● OBJECTIVE
Work out how many lines of the listing hold the string "containing". Answer with that number alone.
[start of THE INPUT]
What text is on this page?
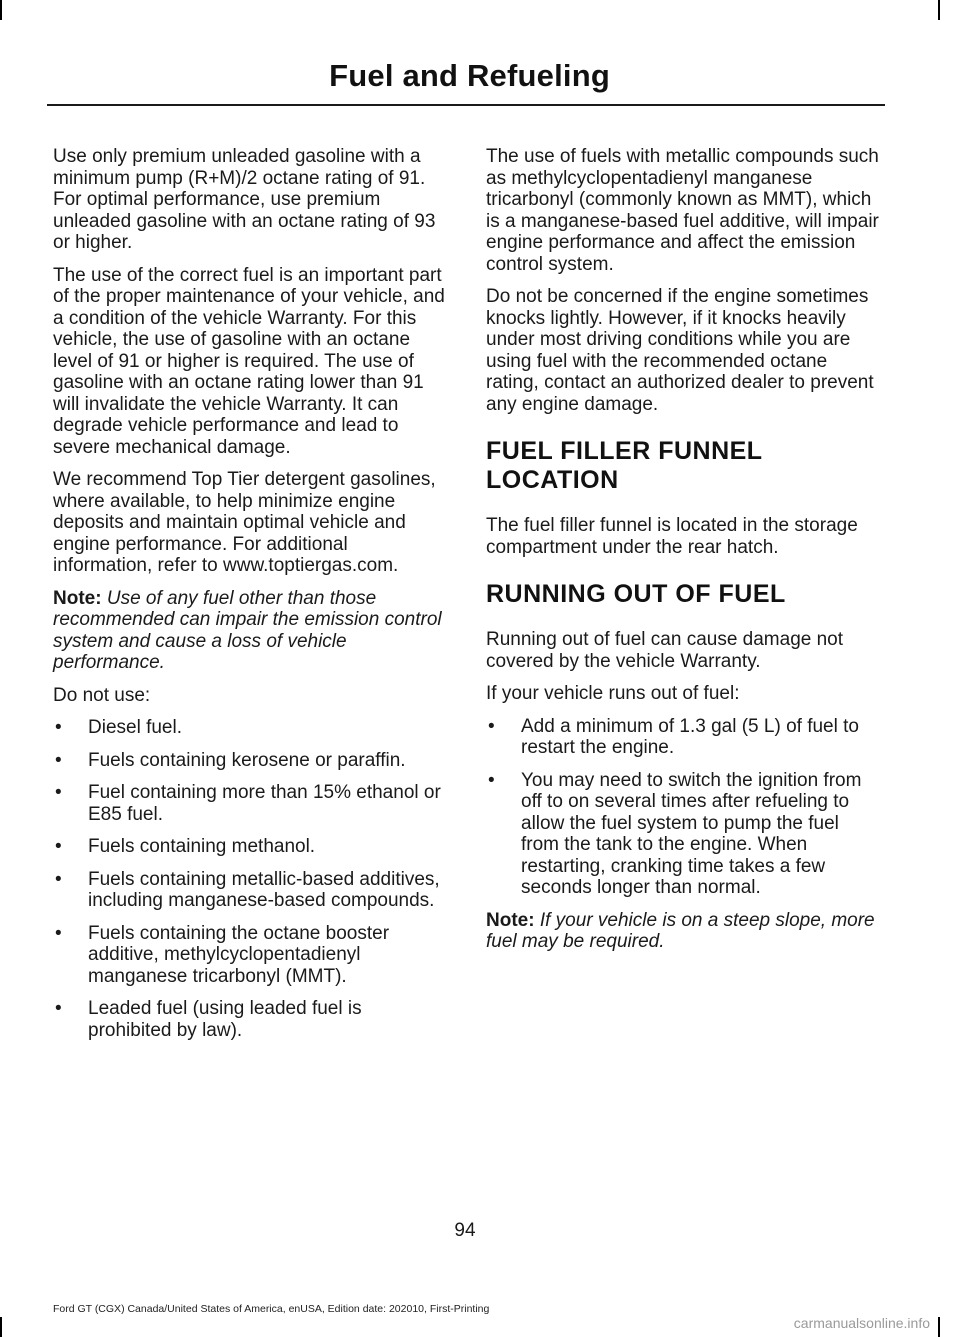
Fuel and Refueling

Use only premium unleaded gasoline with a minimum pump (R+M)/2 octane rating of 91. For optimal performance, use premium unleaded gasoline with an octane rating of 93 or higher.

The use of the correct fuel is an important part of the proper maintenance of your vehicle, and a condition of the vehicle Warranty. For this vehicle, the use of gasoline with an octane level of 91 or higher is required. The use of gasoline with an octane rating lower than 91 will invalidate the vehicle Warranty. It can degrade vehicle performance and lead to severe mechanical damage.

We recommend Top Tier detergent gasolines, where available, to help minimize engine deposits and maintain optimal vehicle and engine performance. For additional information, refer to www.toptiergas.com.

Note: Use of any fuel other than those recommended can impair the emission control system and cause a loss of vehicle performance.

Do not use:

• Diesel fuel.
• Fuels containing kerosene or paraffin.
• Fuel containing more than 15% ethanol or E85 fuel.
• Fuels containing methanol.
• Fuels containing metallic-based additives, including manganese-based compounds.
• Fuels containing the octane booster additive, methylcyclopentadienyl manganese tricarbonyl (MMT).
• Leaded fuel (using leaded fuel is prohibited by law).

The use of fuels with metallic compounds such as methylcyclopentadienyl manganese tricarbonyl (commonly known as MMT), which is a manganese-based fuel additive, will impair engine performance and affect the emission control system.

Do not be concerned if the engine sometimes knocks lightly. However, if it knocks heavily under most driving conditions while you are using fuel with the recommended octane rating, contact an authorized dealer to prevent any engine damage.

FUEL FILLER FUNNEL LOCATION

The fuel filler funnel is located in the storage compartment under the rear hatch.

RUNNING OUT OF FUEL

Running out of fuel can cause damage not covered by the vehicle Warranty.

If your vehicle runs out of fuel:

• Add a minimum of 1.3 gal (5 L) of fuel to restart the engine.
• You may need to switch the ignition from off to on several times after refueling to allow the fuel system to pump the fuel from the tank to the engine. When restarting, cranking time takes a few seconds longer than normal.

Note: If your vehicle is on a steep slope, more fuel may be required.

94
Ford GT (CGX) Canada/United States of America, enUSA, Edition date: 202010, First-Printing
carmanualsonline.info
[end of THE INPUT]
[start of THE INPUT]
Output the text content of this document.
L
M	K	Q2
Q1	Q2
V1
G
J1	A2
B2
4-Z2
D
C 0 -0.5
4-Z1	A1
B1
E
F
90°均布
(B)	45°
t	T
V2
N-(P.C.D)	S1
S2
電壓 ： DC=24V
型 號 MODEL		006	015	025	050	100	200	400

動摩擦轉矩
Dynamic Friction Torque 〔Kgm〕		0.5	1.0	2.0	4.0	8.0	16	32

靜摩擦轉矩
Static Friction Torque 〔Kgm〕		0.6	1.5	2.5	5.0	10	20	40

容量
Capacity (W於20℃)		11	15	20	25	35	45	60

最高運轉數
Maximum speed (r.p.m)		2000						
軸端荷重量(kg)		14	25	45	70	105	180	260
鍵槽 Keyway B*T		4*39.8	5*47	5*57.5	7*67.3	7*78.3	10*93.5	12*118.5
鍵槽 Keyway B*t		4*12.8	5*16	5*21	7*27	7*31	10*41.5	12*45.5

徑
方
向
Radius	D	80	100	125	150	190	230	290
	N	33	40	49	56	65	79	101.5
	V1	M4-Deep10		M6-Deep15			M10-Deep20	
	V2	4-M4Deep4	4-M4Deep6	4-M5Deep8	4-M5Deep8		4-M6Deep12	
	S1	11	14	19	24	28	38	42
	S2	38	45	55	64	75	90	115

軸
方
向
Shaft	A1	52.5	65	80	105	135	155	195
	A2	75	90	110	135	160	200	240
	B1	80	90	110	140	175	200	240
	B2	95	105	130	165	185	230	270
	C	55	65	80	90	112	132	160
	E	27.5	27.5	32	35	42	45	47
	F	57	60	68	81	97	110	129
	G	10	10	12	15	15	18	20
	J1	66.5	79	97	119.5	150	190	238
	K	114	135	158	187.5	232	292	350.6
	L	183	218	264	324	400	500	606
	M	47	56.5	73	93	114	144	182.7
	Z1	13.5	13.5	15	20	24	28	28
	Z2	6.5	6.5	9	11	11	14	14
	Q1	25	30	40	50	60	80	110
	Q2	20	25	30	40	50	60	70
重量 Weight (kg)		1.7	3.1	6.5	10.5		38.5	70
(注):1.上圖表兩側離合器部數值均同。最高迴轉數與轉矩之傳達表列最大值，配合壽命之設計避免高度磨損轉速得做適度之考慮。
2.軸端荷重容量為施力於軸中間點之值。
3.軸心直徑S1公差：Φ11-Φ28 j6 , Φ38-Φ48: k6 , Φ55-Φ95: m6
[end of THE INPUT]
● SOLUTION FOR THIS TASK
5